**Data items**

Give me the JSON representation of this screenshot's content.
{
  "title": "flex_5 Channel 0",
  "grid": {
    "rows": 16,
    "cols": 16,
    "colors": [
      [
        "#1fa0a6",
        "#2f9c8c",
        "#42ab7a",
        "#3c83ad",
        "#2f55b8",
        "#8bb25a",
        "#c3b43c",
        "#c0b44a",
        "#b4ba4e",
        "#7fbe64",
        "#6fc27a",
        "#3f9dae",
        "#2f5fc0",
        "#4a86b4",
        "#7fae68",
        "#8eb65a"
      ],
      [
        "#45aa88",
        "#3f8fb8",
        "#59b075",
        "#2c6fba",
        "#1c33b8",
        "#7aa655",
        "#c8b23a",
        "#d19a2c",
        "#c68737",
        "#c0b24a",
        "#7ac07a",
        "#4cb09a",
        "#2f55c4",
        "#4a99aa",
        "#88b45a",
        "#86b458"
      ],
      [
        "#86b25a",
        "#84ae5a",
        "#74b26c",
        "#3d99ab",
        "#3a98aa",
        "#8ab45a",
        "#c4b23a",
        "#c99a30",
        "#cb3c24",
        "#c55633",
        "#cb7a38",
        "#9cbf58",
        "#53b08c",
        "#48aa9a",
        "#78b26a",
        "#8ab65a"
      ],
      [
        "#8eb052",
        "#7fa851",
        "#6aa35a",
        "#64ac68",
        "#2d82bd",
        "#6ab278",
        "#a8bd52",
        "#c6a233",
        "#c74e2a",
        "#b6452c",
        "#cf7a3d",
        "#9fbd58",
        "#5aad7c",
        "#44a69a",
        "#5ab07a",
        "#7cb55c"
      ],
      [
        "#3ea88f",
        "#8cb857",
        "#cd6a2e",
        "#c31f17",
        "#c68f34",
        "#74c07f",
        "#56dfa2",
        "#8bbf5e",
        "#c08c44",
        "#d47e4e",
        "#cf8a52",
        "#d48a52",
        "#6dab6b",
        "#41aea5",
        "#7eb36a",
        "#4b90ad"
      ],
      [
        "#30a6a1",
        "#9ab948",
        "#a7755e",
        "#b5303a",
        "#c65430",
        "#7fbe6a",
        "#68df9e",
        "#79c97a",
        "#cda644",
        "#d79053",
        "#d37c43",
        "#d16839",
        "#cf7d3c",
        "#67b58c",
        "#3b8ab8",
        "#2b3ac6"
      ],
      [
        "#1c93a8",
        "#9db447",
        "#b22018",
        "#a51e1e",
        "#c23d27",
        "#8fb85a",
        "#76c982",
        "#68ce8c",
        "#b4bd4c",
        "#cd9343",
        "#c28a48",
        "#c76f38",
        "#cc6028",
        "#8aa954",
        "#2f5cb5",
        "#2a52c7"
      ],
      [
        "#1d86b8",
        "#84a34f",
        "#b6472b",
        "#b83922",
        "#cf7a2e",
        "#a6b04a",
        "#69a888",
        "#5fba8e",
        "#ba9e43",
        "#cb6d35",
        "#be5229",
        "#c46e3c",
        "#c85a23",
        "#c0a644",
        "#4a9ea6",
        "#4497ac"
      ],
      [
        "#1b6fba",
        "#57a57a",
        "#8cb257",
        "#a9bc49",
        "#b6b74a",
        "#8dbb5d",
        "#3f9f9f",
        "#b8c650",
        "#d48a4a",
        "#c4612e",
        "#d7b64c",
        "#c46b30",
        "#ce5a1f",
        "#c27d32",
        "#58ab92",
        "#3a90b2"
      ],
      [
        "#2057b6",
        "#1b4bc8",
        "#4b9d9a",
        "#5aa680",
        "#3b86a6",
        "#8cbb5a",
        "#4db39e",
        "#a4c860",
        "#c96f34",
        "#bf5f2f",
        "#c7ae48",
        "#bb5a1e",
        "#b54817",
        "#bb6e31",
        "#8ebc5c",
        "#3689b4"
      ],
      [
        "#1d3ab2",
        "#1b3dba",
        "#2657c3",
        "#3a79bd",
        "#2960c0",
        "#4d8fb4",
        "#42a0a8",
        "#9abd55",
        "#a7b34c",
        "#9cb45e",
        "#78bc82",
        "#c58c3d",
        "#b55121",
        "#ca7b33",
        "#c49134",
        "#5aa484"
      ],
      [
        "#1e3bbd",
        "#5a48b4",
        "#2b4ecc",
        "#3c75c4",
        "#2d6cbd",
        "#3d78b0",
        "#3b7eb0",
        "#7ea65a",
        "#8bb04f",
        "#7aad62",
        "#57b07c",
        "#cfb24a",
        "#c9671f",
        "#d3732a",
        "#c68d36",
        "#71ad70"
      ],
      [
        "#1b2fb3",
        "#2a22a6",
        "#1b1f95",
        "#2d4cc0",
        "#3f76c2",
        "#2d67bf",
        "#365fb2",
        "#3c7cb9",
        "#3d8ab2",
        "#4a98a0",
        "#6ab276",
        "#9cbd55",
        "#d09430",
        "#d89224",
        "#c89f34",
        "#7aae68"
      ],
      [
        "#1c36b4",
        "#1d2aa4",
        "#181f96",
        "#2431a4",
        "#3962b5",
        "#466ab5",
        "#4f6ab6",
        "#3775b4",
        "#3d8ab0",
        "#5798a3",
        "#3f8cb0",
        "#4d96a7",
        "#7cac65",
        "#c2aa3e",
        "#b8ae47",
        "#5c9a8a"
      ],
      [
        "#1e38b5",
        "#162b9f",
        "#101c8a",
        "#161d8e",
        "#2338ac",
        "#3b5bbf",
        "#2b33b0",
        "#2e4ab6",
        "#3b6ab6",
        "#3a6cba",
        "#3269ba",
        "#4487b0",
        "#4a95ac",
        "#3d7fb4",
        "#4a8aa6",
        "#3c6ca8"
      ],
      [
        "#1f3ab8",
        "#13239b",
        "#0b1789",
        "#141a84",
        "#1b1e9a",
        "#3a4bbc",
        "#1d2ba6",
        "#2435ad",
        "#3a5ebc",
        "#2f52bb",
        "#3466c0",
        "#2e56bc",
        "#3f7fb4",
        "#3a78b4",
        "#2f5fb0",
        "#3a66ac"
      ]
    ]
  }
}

**Directive**
Return every entry exactly as given.

**Reply to the task**
Give me the JSON representation of this screenshot's content.
{
  "title": "flex_5 Channel 0",
  "grid": {
    "rows": 16,
    "cols": 16,
    "colors": [
      [
        "#1fa0a6",
        "#2f9c8c",
        "#42ab7a",
        "#3c83ad",
        "#2f55b8",
        "#8bb25a",
        "#c3b43c",
        "#c0b44a",
        "#b4ba4e",
        "#7fbe64",
        "#6fc27a",
        "#3f9dae",
        "#2f5fc0",
        "#4a86b4",
        "#7fae68",
        "#8eb65a"
      ],
      [
        "#45aa88",
        "#3f8fb8",
        "#59b075",
        "#2c6fba",
        "#1c33b8",
        "#7aa655",
        "#c8b23a",
        "#d19a2c",
        "#c68737",
        "#c0b24a",
        "#7ac07a",
        "#4cb09a",
        "#2f55c4",
        "#4a99aa",
        "#88b45a",
        "#86b458"
      ],
      [
        "#86b25a",
        "#84ae5a",
        "#74b26c",
        "#3d99ab",
        "#3a98aa",
        "#8ab45a",
        "#c4b23a",
        "#c99a30",
        "#cb3c24",
        "#c55633",
        "#cb7a38",
        "#9cbf58",
        "#53b08c",
        "#48aa9a",
        "#78b26a",
        "#8ab65a"
      ],
      [
        "#8eb052",
        "#7fa851",
        "#6aa35a",
        "#64ac68",
        "#2d82bd",
        "#6ab278",
        "#a8bd52",
        "#c6a233",
        "#c74e2a",
        "#b6452c",
        "#cf7a3d",
        "#9fbd58",
        "#5aad7c",
        "#44a69a",
        "#5ab07a",
        "#7cb55c"
      ],
      [
        "#3ea88f",
        "#8cb857",
        "#cd6a2e",
        "#c31f17",
        "#c68f34",
        "#74c07f",
        "#56dfa2",
        "#8bbf5e",
        "#c08c44",
        "#d47e4e",
        "#cf8a52",
        "#d48a52",
        "#6dab6b",
        "#41aea5",
        "#7eb36a",
        "#4b90ad"
      ],
      [
        "#30a6a1",
        "#9ab948",
        "#a7755e",
        "#b5303a",
        "#c65430",
        "#7fbe6a",
        "#68df9e",
        "#79c97a",
        "#cda644",
        "#d79053",
        "#d37c43",
        "#d16839",
        "#cf7d3c",
        "#67b58c",
        "#3b8ab8",
        "#2b3ac6"
      ],
      [
        "#1c93a8",
        "#9db447",
        "#b22018",
        "#a51e1e",
        "#c23d27",
        "#8fb85a",
        "#76c982",
        "#68ce8c",
        "#b4bd4c",
        "#cd9343",
        "#c28a48",
        "#c76f38",
        "#cc6028",
        "#8aa954",
        "#2f5cb5",
        "#2a52c7"
      ],
      [
        "#1d86b8",
        "#84a34f",
        "#b6472b",
        "#b83922",
        "#cf7a2e",
        "#a6b04a",
        "#69a888",
        "#5fba8e",
        "#ba9e43",
        "#cb6d35",
        "#be5229",
        "#c46e3c",
        "#c85a23",
        "#c0a644",
        "#4a9ea6",
        "#4497ac"
      ],
      [
        "#1b6fba",
        "#57a57a",
        "#8cb257",
        "#a9bc49",
        "#b6b74a",
        "#8dbb5d",
        "#3f9f9f",
        "#b8c650",
        "#d48a4a",
        "#c4612e",
        "#d7b64c",
        "#c46b30",
        "#ce5a1f",
        "#c27d32",
        "#58ab92",
        "#3a90b2"
      ],
      [
        "#2057b6",
        "#1b4bc8",
        "#4b9d9a",
        "#5aa680",
        "#3b86a6",
        "#8cbb5a",
        "#4db39e",
        "#a4c860",
        "#c96f34",
        "#bf5f2f",
        "#c7ae48",
        "#bb5a1e",
        "#b54817",
        "#bb6e31",
        "#8ebc5c",
        "#3689b4"
      ],
      [
        "#1d3ab2",
        "#1b3dba",
        "#2657c3",
        "#3a79bd",
        "#2960c0",
        "#4d8fb4",
        "#42a0a8",
        "#9abd55",
        "#a7b34c",
        "#9cb45e",
        "#78bc82",
        "#c58c3d",
        "#b55121",
        "#ca7b33",
        "#c49134",
        "#5aa484"
      ],
      [
        "#1e3bbd",
        "#5a48b4",
        "#2b4ecc",
        "#3c75c4",
        "#2d6cbd",
        "#3d78b0",
        "#3b7eb0",
        "#7ea65a",
        "#8bb04f",
        "#7aad62",
        "#57b07c",
        "#cfb24a",
        "#c9671f",
        "#d3732a",
        "#c68d36",
        "#71ad70"
      ],
      [
        "#1b2fb3",
        "#2a22a6",
        "#1b1f95",
        "#2d4cc0",
        "#3f76c2",
        "#2d67bf",
        "#365fb2",
        "#3c7cb9",
        "#3d8ab2",
        "#4a98a0",
        "#6ab276",
        "#9cbd55",
        "#d09430",
        "#d89224",
        "#c89f34",
        "#7aae68"
      ],
      [
        "#1c36b4",
        "#1d2aa4",
        "#181f96",
        "#2431a4",
        "#3962b5",
        "#466ab5",
        "#4f6ab6",
        "#3775b4",
        "#3d8ab0",
        "#5798a3",
        "#3f8cb0",
        "#4d96a7",
        "#7cac65",
        "#c2aa3e",
        "#b8ae47",
        "#5c9a8a"
      ],
      [
        "#1e38b5",
        "#162b9f",
        "#101c8a",
        "#161d8e",
        "#2338ac",
        "#3b5bbf",
        "#2b33b0",
        "#2e4ab6",
        "#3b6ab6",
        "#3a6cba",
        "#3269ba",
        "#4487b0",
        "#4a95ac",
        "#3d7fb4",
        "#4a8aa6",
        "#3c6ca8"
      ],
      [
        "#1f3ab8",
        "#13239b",
        "#0b1789",
        "#141a84",
        "#1b1e9a",
        "#3a4bbc",
        "#1d2ba6",
        "#2435ad",
        "#3a5ebc",
        "#2f52bb",
        "#3466c0",
        "#2e56bc",
        "#3f7fb4",
        "#3a78b4",
        "#2f5fb0",
        "#3a66ac"
      ]
    ]
  }
}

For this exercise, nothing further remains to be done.